── Records provided ──

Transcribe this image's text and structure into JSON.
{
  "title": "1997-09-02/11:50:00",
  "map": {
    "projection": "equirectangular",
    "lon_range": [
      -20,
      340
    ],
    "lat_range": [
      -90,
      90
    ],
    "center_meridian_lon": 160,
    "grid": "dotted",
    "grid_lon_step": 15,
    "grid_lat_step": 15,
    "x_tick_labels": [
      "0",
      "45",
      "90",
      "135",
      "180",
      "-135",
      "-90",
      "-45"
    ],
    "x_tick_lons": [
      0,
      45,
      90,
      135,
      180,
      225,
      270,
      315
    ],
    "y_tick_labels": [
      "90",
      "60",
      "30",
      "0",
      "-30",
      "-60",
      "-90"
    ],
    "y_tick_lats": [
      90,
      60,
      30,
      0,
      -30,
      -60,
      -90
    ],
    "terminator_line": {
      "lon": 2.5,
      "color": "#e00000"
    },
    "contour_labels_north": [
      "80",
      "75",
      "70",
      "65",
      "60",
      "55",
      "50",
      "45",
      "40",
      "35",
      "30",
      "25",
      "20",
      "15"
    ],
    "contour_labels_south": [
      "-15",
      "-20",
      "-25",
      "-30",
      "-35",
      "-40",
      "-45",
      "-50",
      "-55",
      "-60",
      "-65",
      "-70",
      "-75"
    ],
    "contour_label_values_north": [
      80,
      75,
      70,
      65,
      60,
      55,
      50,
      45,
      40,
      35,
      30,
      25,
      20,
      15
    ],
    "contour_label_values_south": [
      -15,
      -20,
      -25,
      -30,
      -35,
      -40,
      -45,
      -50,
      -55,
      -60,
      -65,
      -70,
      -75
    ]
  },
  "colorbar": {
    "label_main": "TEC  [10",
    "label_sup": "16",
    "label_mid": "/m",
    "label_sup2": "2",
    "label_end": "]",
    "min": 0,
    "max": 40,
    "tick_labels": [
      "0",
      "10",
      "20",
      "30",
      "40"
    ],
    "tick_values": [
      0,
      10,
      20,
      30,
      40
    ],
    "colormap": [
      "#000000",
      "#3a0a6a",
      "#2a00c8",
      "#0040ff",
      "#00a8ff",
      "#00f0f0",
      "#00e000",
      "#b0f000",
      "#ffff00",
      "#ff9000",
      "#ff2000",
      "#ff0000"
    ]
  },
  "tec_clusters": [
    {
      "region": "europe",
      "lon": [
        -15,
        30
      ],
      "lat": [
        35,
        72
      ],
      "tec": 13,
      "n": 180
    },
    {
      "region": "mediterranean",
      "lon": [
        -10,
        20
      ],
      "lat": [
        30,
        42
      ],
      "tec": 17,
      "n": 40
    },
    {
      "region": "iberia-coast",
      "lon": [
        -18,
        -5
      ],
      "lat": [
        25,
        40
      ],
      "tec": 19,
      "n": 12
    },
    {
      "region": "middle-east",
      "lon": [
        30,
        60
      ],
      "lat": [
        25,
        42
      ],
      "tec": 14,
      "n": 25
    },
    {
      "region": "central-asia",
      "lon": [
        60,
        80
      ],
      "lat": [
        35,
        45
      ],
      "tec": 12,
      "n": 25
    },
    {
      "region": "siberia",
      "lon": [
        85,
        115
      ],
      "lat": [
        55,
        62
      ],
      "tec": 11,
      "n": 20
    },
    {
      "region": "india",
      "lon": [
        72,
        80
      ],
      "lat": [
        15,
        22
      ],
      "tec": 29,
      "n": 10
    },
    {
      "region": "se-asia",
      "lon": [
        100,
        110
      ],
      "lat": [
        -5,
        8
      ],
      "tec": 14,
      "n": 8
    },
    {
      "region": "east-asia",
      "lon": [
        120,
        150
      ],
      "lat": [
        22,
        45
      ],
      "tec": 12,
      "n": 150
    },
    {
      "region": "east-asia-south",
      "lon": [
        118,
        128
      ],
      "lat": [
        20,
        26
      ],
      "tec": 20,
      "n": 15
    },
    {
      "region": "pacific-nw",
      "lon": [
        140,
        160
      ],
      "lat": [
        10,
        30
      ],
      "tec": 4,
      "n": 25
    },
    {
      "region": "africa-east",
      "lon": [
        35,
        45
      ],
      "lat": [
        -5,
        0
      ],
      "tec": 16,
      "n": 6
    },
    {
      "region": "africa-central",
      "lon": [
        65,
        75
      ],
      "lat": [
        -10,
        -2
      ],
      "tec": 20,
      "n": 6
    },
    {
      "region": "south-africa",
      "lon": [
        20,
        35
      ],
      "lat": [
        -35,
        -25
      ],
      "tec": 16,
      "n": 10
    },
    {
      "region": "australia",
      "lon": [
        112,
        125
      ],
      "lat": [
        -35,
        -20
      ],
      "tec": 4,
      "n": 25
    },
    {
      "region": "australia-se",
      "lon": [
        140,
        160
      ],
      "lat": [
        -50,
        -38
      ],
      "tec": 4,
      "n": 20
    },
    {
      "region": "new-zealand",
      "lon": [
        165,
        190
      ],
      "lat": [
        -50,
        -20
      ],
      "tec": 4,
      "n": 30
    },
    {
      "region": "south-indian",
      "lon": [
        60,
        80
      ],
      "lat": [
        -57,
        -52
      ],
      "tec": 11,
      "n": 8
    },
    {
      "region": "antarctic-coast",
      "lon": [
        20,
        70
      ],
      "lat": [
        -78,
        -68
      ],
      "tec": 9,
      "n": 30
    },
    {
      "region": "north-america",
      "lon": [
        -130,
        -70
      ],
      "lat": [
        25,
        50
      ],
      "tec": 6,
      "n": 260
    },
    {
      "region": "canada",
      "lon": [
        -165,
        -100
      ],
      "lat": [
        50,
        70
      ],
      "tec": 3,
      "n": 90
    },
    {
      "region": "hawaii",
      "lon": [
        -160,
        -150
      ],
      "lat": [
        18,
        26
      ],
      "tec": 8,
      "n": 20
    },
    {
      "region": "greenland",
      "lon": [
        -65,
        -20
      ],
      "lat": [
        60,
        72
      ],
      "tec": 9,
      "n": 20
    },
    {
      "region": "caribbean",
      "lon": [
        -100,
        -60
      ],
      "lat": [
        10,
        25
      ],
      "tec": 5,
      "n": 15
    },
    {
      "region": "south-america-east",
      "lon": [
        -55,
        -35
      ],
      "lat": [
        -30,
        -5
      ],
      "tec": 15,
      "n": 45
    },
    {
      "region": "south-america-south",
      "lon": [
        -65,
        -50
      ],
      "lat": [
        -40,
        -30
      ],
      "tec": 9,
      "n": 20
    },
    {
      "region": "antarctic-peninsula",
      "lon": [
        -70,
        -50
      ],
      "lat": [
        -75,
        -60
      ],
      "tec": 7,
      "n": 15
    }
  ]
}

───

* What is being asked *
Retype all of the data shown above, word for word.

* Correct response *
Transcribe this image's text and structure into JSON.
{
  "title": "1997-09-02/11:50:00",
  "map": {
    "projection": "equirectangular",
    "lon_range": [
      -20,
      340
    ],
    "lat_range": [
      -90,
      90
    ],
    "center_meridian_lon": 160,
    "grid": "dotted",
    "grid_lon_step": 15,
    "grid_lat_step": 15,
    "x_tick_labels": [
      "0",
      "45",
      "90",
      "135",
      "180",
      "-135",
      "-90",
      "-45"
    ],
    "x_tick_lons": [
      0,
      45,
      90,
      135,
      180,
      225,
      270,
      315
    ],
    "y_tick_labels": [
      "90",
      "60",
      "30",
      "0",
      "-30",
      "-60",
      "-90"
    ],
    "y_tick_lats": [
      90,
      60,
      30,
      0,
      -30,
      -60,
      -90
    ],
    "terminator_line": {
      "lon": 2.5,
      "color": "#e00000"
    },
    "contour_labels_north": [
      "80",
      "75",
      "70",
      "65",
      "60",
      "55",
      "50",
      "45",
      "40",
      "35",
      "30",
      "25",
      "20",
      "15"
    ],
    "contour_labels_south": [
      "-15",
      "-20",
      "-25",
      "-30",
      "-35",
      "-40",
      "-45",
      "-50",
      "-55",
      "-60",
      "-65",
      "-70",
      "-75"
    ],
    "contour_label_values_north": [
      80,
      75,
      70,
      65,
      60,
      55,
      50,
      45,
      40,
      35,
      30,
      25,
      20,
      15
    ],
    "contour_label_values_south": [
      -15,
      -20,
      -25,
      -30,
      -35,
      -40,
      -45,
      -50,
      -55,
      -60,
      -65,
      -70,
      -75
    ]
  },
  "colorbar": {
    "label_main": "TEC  [10",
    "label_sup": "16",
    "label_mid": "/m",
    "label_sup2": "2",
    "label_end": "]",
    "min": 0,
    "max": 40,
    "tick_labels": [
      "0",
      "10",
      "20",
      "30",
      "40"
    ],
    "tick_values": [
      0,
      10,
      20,
      30,
      40
    ],
    "colormap": [
      "#000000",
      "#3a0a6a",
      "#2a00c8",
      "#0040ff",
      "#00a8ff",
      "#00f0f0",
      "#00e000",
      "#b0f000",
      "#ffff00",
      "#ff9000",
      "#ff2000",
      "#ff0000"
    ]
  },
  "tec_clusters": [
    {
      "region": "europe",
      "lon": [
        -15,
        30
      ],
      "lat": [
        35,
        72
      ],
      "tec": 13,
      "n": 180
    },
    {
      "region": "mediterranean",
      "lon": [
        -10,
        20
      ],
      "lat": [
        30,
        42
      ],
      "tec": 17,
      "n": 40
    },
    {
      "region": "iberia-coast",
      "lon": [
        -18,
        -5
      ],
      "lat": [
        25,
        40
      ],
      "tec": 19,
      "n": 12
    },
    {
      "region": "middle-east",
      "lon": [
        30,
        60
      ],
      "lat": [
        25,
        42
      ],
      "tec": 14,
      "n": 25
    },
    {
      "region": "central-asia",
      "lon": [
        60,
        80
      ],
      "lat": [
        35,
        45
      ],
      "tec": 12,
      "n": 25
    },
    {
      "region": "siberia",
      "lon": [
        85,
        115
      ],
      "lat": [
        55,
        62
      ],
      "tec": 11,
      "n": 20
    },
    {
      "region": "india",
      "lon": [
        72,
        80
      ],
      "lat": [
        15,
        22
      ],
      "tec": 29,
      "n": 10
    },
    {
      "region": "se-asia",
      "lon": [
        100,
        110
      ],
      "lat": [
        -5,
        8
      ],
      "tec": 14,
      "n": 8
    },
    {
      "region": "east-asia",
      "lon": [
        120,
        150
      ],
      "lat": [
        22,
        45
      ],
      "tec": 12,
      "n": 150
    },
    {
      "region": "east-asia-south",
      "lon": [
        118,
        128
      ],
      "lat": [
        20,
        26
      ],
      "tec": 20,
      "n": 15
    },
    {
      "region": "pacific-nw",
      "lon": [
        140,
        160
      ],
      "lat": [
        10,
        30
      ],
      "tec": 4,
      "n": 25
    },
    {
      "region": "africa-east",
      "lon": [
        35,
        45
      ],
      "lat": [
        -5,
        0
      ],
      "tec": 16,
      "n": 6
    },
    {
      "region": "africa-central",
      "lon": [
        65,
        75
      ],
      "lat": [
        -10,
        -2
      ],
      "tec": 20,
      "n": 6
    },
    {
      "region": "south-africa",
      "lon": [
        20,
        35
      ],
      "lat": [
        -35,
        -25
      ],
      "tec": 16,
      "n": 10
    },
    {
      "region": "australia",
      "lon": [
        112,
        125
      ],
      "lat": [
        -35,
        -20
      ],
      "tec": 4,
      "n": 25
    },
    {
      "region": "australia-se",
      "lon": [
        140,
        160
      ],
      "lat": [
        -50,
        -38
      ],
      "tec": 4,
      "n": 20
    },
    {
      "region": "new-zealand",
      "lon": [
        165,
        190
      ],
      "lat": [
        -50,
        -20
      ],
      "tec": 4,
      "n": 30
    },
    {
      "region": "south-indian",
      "lon": [
        60,
        80
      ],
      "lat": [
        -57,
        -52
      ],
      "tec": 11,
      "n": 8
    },
    {
      "region": "antarctic-coast",
      "lon": [
        20,
        70
      ],
      "lat": [
        -78,
        -68
      ],
      "tec": 9,
      "n": 30
    },
    {
      "region": "north-america",
      "lon": [
        -130,
        -70
      ],
      "lat": [
        25,
        50
      ],
      "tec": 6,
      "n": 260
    },
    {
      "region": "canada",
      "lon": [
        -165,
        -100
      ],
      "lat": [
        50,
        70
      ],
      "tec": 3,
      "n": 90
    },
    {
      "region": "hawaii",
      "lon": [
        -160,
        -150
      ],
      "lat": [
        18,
        26
      ],
      "tec": 8,
      "n": 20
    },
    {
      "region": "greenland",
      "lon": [
        -65,
        -20
      ],
      "lat": [
        60,
        72
      ],
      "tec": 9,
      "n": 20
    },
    {
      "region": "caribbean",
      "lon": [
        -100,
        -60
      ],
      "lat": [
        10,
        25
      ],
      "tec": 5,
      "n": 15
    },
    {
      "region": "south-america-east",
      "lon": [
        -55,
        -35
      ],
      "lat": [
        -30,
        -5
      ],
      "tec": 15,
      "n": 45
    },
    {
      "region": "south-america-south",
      "lon": [
        -65,
        -50
      ],
      "lat": [
        -40,
        -30
      ],
      "tec": 9,
      "n": 20
    },
    {
      "region": "antarctic-peninsula",
      "lon": [
        -70,
        -50
      ],
      "lat": [
        -75,
        -60
      ],
      "tec": 7,
      "n": 15
    }
  ]
}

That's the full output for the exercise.